• _Texte_
Elections et réseaux sociaux: le pari des candidats

Après les élections municipales et avant les européennes, retour sur un sujet qui intéresse beaucoup la Khome family, les réseaux sociaux et leur impact sur les élections.

La campagne présidentielle qui a vu l’élection de François Hollande a été le vrai tournant de l’utilisation des réseaux sociaux par les candidats. Certains comme Christian Estrosi sont depuis longtemps des convaincus du web et des réseaux sociaux, et s’y expriment énormément. Les maires, selon l’éditeur de logiciel Augure sont à un peu de 75% présents sur les médias sociaux. Ch. Estrosi, Gérard Collomb ou encore Alain Juppé sont parmi les plus influents toujours selon l’étude d’Augure. Si Juppé et Estrosi ont un public plus national, Gérard Collomb par exemple a une communauté beaucoup plus locale, mais est manifestement très écouté (20 000 followers sur Twitter). Des maires présents assez régulièrement donc, mais qu’en a-t-il été pour ces municipales ?

Côté candidats : des stratégies différentes entre sortants et outsiders

On distingue deux principales catégories. Les outsiders, qui mettent beaucoup de temps et pas mal d’argent pour certains dans leur communication 2.0. C’est le cas de Patrick Menucci à Marseille (qui s’est inspiré, avec moins de succès, c’est certain, de la stratégie d’Obama), ou de Vincent Feltesse à Bordeaux. Tous deux étaient en lisse contre des maires sortants, respectivement J-Cl. Gaudin et Alain Juppé. Ce qui nous amène à notre deuxième catégorie : les sortants sûrs de leur réélection. C’est le cas notamment de François Barouin à Troyes. Ces trois hommes n’ont qu’assez peu investi les réseaux sociaux, même si ils sont comme les autres présents sur les principaux (Twitter, Facebook notamment, mais aussi DailyMotion (Gaudin), Bobler (Menucci) Instagram (NKM), Foursquare, Vine etc (on va quand même pas vous faire toute la liste !)). Le compte twitter de Barouin n’a ainsi qu’une activité très (très) limitée. Pour ces « tenors » (comme aiment dire nos amis journalistes) de la Droite, la présence sur le web est inévitable, mais ce n’est pas un enjeu fondamental de la communication de leur campagne. Sûrs de leur image, ils n’ont que peu besoin d’investir sur le terrain numérique.

• _Consigne_
Traduisez en anglais cette phrase du texte sur les réseaux sociaux et les élections : « Sûrs de leur image, ils n’ont que peu besoin d’investir sur le terrain numérique. » La liste présentée ensuite n'a aucun lien avec le texte.

• _Données fournies_
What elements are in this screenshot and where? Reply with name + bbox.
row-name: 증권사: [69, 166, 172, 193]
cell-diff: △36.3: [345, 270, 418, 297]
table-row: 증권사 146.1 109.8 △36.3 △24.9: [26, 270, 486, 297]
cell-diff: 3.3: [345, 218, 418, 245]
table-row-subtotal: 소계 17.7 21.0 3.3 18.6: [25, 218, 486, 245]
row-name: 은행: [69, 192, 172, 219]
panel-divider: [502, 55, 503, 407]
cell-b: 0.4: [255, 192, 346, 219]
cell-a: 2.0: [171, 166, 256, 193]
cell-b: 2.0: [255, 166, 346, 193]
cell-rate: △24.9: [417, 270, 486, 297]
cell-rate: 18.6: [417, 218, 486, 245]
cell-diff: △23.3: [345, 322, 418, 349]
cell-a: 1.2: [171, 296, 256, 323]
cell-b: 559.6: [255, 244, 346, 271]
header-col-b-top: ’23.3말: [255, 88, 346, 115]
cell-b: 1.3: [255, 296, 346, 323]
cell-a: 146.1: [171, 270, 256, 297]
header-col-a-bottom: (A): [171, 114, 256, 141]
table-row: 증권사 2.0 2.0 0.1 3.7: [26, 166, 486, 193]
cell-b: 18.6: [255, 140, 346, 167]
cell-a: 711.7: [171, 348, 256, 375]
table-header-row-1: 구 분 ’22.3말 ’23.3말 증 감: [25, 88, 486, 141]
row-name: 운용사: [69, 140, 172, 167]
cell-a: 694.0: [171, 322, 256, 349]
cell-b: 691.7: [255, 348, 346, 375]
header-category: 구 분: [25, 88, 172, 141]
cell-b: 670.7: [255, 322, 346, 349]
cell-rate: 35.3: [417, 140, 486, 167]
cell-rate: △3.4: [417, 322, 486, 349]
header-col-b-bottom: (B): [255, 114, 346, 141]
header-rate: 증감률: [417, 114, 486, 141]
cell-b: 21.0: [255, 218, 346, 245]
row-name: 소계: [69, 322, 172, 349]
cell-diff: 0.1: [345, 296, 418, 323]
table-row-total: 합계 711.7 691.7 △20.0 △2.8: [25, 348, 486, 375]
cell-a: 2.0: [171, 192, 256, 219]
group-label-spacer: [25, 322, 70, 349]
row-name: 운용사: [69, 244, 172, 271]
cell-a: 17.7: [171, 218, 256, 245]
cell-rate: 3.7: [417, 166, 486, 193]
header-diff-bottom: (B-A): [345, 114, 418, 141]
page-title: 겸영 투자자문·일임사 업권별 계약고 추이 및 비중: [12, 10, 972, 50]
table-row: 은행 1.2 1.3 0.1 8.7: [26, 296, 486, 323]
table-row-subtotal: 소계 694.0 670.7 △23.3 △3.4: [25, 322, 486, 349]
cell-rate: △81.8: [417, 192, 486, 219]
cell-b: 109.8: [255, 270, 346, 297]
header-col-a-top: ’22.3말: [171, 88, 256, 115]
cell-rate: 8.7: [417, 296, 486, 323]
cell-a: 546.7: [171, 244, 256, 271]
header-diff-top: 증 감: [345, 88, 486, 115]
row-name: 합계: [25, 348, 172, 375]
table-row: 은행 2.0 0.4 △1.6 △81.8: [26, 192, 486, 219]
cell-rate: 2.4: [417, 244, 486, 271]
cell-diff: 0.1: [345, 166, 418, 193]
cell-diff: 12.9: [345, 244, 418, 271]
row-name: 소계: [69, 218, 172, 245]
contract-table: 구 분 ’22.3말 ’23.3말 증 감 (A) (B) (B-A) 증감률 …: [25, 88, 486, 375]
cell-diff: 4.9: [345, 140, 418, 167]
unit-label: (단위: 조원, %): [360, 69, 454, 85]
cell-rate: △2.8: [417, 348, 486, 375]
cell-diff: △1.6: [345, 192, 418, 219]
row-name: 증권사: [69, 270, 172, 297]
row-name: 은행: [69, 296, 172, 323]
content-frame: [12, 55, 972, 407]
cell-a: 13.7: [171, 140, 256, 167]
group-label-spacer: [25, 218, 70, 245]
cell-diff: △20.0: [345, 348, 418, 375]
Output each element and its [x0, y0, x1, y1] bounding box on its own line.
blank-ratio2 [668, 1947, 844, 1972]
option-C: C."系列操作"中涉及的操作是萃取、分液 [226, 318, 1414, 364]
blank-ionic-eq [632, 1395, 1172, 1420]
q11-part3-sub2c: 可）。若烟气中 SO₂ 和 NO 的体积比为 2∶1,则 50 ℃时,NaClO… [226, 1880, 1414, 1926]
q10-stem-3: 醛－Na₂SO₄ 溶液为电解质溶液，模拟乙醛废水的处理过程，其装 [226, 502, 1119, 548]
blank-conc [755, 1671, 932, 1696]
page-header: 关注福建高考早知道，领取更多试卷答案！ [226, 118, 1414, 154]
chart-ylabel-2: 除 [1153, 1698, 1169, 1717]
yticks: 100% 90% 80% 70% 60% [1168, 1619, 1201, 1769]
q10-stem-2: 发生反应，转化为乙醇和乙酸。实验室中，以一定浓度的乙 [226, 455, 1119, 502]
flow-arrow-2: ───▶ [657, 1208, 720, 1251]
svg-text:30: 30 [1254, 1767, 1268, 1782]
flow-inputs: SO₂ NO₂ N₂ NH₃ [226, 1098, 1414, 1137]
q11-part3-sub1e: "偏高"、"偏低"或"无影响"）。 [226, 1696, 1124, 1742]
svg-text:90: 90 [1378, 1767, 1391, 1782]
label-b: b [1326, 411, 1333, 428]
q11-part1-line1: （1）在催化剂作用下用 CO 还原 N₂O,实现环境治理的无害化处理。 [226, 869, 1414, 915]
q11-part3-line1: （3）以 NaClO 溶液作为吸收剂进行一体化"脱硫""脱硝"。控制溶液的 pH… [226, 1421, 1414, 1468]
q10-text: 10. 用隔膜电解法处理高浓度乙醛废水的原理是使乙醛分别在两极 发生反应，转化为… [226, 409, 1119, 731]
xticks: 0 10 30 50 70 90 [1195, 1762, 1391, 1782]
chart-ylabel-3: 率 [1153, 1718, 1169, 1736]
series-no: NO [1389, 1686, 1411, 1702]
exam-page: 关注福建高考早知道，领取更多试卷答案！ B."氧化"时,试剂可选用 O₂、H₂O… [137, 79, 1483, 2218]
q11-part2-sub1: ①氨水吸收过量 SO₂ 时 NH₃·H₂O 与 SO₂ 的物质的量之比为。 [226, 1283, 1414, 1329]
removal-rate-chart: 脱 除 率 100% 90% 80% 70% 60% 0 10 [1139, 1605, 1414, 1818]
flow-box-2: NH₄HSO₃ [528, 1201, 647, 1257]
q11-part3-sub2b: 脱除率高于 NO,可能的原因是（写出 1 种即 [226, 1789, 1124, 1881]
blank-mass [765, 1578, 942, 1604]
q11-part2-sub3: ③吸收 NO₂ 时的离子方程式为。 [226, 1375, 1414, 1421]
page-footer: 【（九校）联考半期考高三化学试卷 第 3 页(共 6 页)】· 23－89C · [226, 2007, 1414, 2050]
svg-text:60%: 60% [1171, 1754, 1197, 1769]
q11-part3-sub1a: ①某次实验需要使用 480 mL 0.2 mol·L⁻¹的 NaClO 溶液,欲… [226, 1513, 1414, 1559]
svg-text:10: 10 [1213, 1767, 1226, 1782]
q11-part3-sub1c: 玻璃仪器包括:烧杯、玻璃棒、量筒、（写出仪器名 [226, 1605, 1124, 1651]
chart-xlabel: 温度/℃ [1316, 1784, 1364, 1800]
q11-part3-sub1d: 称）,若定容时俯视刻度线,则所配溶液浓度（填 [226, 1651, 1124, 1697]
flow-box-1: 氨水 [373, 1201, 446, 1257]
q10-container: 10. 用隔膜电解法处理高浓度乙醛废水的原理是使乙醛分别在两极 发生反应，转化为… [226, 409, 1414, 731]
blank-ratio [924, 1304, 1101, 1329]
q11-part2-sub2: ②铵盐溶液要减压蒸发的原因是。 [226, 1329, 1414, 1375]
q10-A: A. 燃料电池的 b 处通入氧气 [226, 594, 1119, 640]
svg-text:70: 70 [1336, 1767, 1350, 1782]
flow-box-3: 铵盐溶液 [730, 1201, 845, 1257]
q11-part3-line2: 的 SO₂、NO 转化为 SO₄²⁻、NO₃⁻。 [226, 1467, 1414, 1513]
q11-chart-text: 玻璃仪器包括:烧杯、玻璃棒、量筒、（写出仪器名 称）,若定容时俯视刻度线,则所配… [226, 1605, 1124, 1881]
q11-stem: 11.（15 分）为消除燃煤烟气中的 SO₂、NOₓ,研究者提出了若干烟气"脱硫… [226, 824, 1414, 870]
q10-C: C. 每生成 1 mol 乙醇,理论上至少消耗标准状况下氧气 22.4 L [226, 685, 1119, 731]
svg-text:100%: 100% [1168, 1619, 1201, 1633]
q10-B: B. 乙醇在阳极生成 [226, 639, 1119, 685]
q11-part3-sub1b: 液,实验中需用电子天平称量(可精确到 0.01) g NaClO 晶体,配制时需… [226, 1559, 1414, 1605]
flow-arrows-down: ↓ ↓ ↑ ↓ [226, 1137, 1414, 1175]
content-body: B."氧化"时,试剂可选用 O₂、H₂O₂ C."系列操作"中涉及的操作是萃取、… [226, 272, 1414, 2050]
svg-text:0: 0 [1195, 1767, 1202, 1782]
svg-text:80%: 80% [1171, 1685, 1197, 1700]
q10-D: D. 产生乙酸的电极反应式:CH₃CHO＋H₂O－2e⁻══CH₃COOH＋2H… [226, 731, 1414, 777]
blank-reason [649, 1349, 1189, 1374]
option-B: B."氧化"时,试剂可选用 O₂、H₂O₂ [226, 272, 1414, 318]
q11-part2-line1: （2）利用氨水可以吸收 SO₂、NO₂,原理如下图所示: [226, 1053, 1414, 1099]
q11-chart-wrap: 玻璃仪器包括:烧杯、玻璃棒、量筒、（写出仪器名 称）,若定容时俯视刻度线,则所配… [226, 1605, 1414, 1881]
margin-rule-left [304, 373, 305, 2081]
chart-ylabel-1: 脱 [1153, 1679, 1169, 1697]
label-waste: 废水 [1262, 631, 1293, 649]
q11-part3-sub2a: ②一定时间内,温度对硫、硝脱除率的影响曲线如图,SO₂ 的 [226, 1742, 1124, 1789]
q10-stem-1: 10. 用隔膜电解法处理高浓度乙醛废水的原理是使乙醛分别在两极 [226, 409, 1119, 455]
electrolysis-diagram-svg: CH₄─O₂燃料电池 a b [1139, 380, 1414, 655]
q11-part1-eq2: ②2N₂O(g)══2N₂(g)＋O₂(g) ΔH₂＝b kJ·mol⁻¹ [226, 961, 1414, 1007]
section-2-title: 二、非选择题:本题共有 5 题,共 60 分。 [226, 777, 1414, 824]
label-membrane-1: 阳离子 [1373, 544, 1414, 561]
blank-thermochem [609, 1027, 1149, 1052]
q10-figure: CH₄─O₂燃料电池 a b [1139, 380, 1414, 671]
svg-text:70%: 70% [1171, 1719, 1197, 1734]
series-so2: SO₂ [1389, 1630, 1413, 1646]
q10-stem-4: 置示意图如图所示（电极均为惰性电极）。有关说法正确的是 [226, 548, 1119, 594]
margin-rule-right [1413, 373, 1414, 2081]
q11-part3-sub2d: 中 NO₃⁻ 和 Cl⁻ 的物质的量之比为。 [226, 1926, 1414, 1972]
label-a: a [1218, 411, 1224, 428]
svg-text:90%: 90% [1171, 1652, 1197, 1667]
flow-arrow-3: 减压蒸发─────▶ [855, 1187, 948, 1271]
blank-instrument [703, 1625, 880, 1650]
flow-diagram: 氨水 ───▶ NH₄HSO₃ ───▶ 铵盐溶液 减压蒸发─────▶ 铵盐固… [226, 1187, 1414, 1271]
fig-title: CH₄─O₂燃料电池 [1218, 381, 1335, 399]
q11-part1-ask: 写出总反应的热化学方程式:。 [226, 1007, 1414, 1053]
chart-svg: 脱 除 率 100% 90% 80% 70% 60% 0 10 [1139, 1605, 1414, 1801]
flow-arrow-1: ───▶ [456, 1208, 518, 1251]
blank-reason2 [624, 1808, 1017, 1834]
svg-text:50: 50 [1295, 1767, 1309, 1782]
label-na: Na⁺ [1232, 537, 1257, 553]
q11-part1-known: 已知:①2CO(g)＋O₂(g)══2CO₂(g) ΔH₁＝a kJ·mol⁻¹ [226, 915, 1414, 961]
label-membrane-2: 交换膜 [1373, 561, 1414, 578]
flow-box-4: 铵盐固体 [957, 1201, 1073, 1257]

• _Corrigé_
Confident in their image, they have little need to invest in the digital arena.